— Data extracted from a collection —
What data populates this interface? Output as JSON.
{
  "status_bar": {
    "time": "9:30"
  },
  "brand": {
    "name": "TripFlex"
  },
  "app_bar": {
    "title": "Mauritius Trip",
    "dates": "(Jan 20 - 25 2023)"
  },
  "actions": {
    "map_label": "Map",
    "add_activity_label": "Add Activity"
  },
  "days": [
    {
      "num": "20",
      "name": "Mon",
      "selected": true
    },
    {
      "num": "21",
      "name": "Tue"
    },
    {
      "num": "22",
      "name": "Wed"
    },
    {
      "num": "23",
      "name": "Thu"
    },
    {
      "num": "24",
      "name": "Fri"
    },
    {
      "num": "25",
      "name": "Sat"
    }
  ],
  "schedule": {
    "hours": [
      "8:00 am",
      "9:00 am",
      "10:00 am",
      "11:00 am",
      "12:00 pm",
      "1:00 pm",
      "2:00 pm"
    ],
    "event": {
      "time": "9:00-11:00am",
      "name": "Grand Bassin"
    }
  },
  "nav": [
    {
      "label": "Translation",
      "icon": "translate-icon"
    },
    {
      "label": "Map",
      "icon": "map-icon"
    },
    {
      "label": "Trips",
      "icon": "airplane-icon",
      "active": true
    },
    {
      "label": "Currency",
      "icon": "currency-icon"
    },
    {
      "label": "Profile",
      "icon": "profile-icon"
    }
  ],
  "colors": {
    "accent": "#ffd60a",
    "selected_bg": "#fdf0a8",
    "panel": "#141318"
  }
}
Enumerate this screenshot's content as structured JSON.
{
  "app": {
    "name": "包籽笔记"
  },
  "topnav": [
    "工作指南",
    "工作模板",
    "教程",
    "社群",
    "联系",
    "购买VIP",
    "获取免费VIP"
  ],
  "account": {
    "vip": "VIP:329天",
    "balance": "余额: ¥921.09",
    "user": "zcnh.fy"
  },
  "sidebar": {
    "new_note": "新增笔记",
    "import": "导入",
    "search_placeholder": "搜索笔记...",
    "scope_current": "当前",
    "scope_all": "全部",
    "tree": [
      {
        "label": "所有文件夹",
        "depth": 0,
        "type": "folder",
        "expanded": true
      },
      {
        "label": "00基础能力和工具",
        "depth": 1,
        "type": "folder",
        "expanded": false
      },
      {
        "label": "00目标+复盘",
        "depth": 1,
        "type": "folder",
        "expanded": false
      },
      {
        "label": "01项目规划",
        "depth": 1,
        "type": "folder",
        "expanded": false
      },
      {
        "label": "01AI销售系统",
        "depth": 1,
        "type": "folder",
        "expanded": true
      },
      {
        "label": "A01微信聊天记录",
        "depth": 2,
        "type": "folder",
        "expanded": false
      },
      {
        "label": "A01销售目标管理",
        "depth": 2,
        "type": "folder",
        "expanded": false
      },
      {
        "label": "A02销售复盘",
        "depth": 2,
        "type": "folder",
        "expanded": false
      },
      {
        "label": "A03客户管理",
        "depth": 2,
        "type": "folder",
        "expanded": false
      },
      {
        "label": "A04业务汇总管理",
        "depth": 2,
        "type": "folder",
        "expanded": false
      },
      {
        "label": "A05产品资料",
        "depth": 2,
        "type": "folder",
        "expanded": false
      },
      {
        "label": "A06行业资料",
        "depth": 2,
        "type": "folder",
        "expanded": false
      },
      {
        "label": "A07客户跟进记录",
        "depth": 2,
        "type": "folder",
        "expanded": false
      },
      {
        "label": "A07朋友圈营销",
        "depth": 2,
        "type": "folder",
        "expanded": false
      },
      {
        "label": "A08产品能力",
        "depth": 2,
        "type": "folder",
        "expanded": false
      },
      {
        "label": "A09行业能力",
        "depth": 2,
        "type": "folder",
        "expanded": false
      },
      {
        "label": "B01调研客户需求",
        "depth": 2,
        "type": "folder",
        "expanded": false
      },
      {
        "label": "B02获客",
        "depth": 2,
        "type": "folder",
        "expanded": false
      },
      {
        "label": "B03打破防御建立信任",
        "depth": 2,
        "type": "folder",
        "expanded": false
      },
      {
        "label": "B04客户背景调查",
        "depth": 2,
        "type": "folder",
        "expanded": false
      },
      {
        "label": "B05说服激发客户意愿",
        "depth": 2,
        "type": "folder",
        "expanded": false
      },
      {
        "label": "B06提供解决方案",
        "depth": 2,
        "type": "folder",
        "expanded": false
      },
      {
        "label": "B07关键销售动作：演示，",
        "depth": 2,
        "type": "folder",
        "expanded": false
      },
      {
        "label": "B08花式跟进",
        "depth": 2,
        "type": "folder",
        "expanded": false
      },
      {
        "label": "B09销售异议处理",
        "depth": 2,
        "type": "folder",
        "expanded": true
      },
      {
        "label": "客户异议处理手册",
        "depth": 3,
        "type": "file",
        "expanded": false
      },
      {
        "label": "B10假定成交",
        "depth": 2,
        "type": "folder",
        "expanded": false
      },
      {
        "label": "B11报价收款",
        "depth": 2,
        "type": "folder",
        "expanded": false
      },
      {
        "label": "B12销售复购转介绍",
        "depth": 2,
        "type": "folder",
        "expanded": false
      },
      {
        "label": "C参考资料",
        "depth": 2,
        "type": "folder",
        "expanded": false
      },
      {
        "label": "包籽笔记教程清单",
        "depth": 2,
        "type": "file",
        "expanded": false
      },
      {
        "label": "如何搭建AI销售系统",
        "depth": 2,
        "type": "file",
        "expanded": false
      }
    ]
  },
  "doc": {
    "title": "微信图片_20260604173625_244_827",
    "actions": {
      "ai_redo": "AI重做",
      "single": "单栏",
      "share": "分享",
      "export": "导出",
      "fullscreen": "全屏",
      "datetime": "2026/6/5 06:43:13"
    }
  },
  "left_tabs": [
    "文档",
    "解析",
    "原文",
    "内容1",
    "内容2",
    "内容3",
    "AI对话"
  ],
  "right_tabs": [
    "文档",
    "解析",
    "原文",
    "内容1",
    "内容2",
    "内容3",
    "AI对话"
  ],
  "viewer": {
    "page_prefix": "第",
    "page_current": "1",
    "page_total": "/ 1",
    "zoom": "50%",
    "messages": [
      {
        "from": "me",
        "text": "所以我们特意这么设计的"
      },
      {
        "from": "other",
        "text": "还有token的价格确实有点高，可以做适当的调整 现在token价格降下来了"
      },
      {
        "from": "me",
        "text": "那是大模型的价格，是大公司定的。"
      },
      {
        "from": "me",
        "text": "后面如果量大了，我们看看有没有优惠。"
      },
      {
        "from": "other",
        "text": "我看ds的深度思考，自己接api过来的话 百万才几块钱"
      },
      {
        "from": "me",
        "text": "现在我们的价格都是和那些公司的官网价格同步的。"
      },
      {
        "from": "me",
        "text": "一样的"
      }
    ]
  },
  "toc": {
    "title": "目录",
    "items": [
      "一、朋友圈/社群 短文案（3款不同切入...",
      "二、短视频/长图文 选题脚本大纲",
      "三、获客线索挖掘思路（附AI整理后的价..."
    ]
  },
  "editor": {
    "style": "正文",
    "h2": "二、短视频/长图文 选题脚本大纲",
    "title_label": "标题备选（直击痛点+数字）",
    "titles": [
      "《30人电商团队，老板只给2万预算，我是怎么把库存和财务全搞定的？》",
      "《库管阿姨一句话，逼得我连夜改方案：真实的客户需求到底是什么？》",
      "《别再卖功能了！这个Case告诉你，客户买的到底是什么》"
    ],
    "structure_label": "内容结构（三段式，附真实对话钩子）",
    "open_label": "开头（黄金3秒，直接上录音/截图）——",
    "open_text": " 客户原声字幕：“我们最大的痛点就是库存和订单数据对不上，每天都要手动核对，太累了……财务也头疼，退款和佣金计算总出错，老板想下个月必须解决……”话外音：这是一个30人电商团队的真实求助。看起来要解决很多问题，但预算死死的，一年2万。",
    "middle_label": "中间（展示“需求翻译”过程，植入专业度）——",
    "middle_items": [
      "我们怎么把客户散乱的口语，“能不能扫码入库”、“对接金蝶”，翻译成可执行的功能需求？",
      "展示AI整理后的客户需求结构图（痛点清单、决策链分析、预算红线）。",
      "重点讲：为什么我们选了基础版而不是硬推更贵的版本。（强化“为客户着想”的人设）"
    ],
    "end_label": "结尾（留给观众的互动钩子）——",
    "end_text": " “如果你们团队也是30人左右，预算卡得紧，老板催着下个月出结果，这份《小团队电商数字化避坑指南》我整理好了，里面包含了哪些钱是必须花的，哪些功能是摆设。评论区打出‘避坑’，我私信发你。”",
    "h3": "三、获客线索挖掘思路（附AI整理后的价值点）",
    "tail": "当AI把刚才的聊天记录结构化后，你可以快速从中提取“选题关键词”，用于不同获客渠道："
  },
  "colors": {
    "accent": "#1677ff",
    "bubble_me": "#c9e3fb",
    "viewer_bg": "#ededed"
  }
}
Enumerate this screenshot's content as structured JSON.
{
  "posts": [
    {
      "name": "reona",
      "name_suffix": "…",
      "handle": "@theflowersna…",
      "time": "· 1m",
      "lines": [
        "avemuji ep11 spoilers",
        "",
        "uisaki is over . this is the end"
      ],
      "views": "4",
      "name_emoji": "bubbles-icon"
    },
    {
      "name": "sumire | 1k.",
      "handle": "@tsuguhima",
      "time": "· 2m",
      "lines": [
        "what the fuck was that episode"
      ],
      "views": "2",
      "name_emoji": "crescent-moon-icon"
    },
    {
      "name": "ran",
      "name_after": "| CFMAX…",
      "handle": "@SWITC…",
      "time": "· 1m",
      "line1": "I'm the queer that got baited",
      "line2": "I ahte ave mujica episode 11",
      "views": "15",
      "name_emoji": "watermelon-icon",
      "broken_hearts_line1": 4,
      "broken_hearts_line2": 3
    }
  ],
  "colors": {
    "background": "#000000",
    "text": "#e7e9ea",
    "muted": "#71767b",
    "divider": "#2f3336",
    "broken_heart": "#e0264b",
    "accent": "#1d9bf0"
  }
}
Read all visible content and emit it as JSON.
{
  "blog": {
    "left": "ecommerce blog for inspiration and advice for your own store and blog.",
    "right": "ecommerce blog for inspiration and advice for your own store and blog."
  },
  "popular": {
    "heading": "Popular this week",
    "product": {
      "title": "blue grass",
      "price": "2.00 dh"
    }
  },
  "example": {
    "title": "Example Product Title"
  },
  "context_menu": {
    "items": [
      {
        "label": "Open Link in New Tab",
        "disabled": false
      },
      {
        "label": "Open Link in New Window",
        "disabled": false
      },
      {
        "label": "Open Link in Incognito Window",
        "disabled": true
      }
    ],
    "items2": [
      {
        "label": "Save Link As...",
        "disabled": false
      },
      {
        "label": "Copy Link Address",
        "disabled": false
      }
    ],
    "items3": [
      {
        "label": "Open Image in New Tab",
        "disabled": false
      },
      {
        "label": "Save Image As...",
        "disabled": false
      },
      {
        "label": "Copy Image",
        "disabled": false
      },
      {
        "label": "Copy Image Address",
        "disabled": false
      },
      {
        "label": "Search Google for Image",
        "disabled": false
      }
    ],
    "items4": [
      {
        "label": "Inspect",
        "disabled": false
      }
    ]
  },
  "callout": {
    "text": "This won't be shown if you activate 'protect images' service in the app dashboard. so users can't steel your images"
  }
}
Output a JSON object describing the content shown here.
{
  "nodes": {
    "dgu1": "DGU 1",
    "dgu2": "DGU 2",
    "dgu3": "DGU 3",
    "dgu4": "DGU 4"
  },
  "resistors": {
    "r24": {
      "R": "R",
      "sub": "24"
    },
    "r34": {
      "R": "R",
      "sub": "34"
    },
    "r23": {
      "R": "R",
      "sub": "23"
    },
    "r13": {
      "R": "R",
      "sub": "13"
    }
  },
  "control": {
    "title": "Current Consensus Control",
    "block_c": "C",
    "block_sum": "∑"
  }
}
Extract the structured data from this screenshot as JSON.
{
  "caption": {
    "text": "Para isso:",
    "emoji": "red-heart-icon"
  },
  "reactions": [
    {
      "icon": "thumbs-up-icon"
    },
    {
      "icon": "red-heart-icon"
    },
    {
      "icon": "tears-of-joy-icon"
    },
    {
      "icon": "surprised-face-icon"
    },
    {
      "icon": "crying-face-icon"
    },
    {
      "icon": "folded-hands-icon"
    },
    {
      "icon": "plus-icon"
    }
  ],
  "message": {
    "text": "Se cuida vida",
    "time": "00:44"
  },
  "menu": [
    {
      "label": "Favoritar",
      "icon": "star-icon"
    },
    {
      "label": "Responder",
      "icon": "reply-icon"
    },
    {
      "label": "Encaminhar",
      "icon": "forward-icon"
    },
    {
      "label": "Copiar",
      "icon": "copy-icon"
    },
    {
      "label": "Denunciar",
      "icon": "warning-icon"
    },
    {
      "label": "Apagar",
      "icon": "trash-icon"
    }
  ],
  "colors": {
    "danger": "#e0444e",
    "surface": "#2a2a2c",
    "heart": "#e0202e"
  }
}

— Task requirements —
Each line that holds the word "Window" is to be copied.

— Response to the exercise —
        "label": "Open Link in New Window",
        "label": "Open Link in Incognito Window",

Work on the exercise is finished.